Every line below that holds the string "month" should be copied out.

Supplied material:
☆ ☆ ☆ ☆

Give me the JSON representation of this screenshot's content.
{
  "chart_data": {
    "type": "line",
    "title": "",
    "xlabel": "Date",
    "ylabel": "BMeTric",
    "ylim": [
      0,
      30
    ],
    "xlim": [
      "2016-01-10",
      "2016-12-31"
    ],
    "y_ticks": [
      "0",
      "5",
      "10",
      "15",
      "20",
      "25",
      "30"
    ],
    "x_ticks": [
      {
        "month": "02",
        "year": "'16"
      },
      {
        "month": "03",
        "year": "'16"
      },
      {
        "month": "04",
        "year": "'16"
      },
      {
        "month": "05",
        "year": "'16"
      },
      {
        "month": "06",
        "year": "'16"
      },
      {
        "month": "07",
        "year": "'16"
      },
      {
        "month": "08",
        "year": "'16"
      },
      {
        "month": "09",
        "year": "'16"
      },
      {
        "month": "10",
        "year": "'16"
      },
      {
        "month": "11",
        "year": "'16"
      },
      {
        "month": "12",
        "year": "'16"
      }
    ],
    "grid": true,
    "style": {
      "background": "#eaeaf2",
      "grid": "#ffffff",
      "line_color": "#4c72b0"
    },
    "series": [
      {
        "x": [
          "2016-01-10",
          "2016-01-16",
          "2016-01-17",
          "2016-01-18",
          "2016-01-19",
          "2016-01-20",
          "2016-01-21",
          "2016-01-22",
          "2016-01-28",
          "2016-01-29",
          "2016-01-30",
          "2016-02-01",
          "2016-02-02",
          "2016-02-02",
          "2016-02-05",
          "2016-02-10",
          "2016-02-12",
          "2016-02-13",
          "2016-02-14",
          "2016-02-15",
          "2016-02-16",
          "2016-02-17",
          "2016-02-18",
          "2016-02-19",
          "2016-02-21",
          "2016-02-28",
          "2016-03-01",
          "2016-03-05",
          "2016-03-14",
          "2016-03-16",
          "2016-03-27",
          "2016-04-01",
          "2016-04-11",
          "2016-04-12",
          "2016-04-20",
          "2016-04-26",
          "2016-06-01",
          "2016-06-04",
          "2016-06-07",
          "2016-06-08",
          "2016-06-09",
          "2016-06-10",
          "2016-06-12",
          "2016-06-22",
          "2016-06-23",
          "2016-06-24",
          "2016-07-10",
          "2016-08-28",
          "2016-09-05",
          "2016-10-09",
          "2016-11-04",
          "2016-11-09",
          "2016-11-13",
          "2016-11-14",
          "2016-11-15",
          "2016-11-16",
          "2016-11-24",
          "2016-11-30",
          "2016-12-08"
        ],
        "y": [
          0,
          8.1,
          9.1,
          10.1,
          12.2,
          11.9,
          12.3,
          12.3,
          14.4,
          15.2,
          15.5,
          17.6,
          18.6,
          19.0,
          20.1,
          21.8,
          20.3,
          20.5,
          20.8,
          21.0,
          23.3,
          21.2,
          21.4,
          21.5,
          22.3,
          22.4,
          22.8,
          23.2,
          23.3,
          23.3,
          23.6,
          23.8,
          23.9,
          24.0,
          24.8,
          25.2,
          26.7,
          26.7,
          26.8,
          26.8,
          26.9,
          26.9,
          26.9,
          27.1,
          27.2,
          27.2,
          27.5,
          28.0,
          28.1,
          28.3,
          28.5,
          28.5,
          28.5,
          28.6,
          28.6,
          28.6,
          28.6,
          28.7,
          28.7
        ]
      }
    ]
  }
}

☆ ☆ ☆ ☆

Reply to the exercise:
        "month": "02",
        "month": "03",
        "month": "04",
        "month": "05",
        "month": "06",
        "month": "07",
        "month": "08",
        "month": "09",
        "month": "10",
        "month": "11",
        "month": "12",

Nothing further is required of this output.